## BEGIN

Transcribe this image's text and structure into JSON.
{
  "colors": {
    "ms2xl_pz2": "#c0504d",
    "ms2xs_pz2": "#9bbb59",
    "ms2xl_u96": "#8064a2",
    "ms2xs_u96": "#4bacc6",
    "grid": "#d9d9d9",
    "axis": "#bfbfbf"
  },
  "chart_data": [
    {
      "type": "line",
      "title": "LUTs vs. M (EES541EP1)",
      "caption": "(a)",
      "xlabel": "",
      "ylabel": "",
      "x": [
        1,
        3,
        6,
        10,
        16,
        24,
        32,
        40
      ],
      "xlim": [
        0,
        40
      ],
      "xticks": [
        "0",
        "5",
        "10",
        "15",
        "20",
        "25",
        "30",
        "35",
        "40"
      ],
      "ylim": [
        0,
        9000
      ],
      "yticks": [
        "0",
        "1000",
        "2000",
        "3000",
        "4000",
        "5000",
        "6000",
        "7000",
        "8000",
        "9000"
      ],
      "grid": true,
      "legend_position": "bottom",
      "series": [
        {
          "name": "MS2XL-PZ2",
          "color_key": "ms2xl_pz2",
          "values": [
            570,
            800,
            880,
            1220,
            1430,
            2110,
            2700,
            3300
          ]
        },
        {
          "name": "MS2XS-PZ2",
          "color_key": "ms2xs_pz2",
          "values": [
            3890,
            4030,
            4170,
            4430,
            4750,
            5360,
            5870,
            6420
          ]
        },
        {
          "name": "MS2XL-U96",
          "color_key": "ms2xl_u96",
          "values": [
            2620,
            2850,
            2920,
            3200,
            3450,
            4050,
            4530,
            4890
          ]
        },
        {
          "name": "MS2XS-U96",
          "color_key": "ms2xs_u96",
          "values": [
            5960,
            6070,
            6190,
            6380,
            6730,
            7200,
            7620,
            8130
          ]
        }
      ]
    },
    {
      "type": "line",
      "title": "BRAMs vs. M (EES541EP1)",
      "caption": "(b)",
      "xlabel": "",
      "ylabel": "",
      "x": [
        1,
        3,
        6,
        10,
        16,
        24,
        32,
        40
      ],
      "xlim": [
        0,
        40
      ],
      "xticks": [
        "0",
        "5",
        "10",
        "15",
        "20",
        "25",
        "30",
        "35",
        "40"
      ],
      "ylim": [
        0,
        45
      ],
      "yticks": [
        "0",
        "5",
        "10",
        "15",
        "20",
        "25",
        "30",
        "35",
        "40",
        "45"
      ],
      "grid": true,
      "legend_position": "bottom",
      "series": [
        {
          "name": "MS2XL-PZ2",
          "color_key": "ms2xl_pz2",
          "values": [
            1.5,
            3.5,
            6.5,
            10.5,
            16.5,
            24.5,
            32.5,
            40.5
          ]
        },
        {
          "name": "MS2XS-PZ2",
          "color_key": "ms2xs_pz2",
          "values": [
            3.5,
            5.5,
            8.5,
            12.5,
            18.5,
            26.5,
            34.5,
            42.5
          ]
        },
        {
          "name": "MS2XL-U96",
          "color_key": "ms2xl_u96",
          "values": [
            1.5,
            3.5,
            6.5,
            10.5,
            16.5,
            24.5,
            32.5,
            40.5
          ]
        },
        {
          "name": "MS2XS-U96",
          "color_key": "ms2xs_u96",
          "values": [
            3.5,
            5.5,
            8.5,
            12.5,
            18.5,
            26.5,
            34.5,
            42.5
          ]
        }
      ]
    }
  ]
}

## END

The problem: Retype all the records, matching them exactly.

Response:
Transcribe this image's text and structure into JSON.
{
  "colors": {
    "ms2xl_pz2": "#c0504d",
    "ms2xs_pz2": "#9bbb59",
    "ms2xl_u96": "#8064a2",
    "ms2xs_u96": "#4bacc6",
    "grid": "#d9d9d9",
    "axis": "#bfbfbf"
  },
  "chart_data": [
    {
      "type": "line",
      "title": "LUTs vs. M (EES541EP1)",
      "caption": "(a)",
      "xlabel": "",
      "ylabel": "",
      "x": [
        1,
        3,
        6,
        10,
        16,
        24,
        32,
        40
      ],
      "xlim": [
        0,
        40
      ],
      "xticks": [
        "0",
        "5",
        "10",
        "15",
        "20",
        "25",
        "30",
        "35",
        "40"
      ],
      "ylim": [
        0,
        9000
      ],
      "yticks": [
        "0",
        "1000",
        "2000",
        "3000",
        "4000",
        "5000",
        "6000",
        "7000",
        "8000",
        "9000"
      ],
      "grid": true,
      "legend_position": "bottom",
      "series": [
        {
          "name": "MS2XL-PZ2",
          "color_key": "ms2xl_pz2",
          "values": [
            570,
            800,
            880,
            1220,
            1430,
            2110,
            2700,
            3300
          ]
        },
        {
          "name": "MS2XS-PZ2",
          "color_key": "ms2xs_pz2",
          "values": [
            3890,
            4030,
            4170,
            4430,
            4750,
            5360,
            5870,
            6420
          ]
        },
        {
          "name": "MS2XL-U96",
          "color_key": "ms2xl_u96",
          "values": [
            2620,
            2850,
            2920,
            3200,
            3450,
            4050,
            4530,
            4890
          ]
        },
        {
          "name": "MS2XS-U96",
          "color_key": "ms2xs_u96",
          "values": [
            5960,
            6070,
            6190,
            6380,
            6730,
            7200,
            7620,
            8130
          ]
        }
      ]
    },
    {
      "type": "line",
      "title": "BRAMs vs. M (EES541EP1)",
      "caption": "(b)",
      "xlabel": "",
      "ylabel": "",
      "x": [
        1,
        3,
        6,
        10,
        16,
        24,
        32,
        40
      ],
      "xlim": [
        0,
        40
      ],
      "xticks": [
        "0",
        "5",
        "10",
        "15",
        "20",
        "25",
        "30",
        "35",
        "40"
      ],
      "ylim": [
        0,
        45
      ],
      "yticks": [
        "0",
        "5",
        "10",
        "15",
        "20",
        "25",
        "30",
        "35",
        "40",
        "45"
      ],
      "grid": true,
      "legend_position": "bottom",
      "series": [
        {
          "name": "MS2XL-PZ2",
          "color_key": "ms2xl_pz2",
          "values": [
            1.5,
            3.5,
            6.5,
            10.5,
            16.5,
            24.5,
            32.5,
            40.5
          ]
        },
        {
          "name": "MS2XS-PZ2",
          "color_key": "ms2xs_pz2",
          "values": [
            3.5,
            5.5,
            8.5,
            12.5,
            18.5,
            26.5,
            34.5,
            42.5
          ]
        },
        {
          "name": "MS2XL-U96",
          "color_key": "ms2xl_u96",
          "values": [
            1.5,
            3.5,
            6.5,
            10.5,
            16.5,
            24.5,
            32.5,
            40.5
          ]
        },
        {
          "name": "MS2XS-U96",
          "color_key": "ms2xs_u96",
          "values": [
            3.5,
            5.5,
            8.5,
            12.5,
            18.5,
            26.5,
            34.5,
            42.5
          ]
        }
      ]
    }
  ]
}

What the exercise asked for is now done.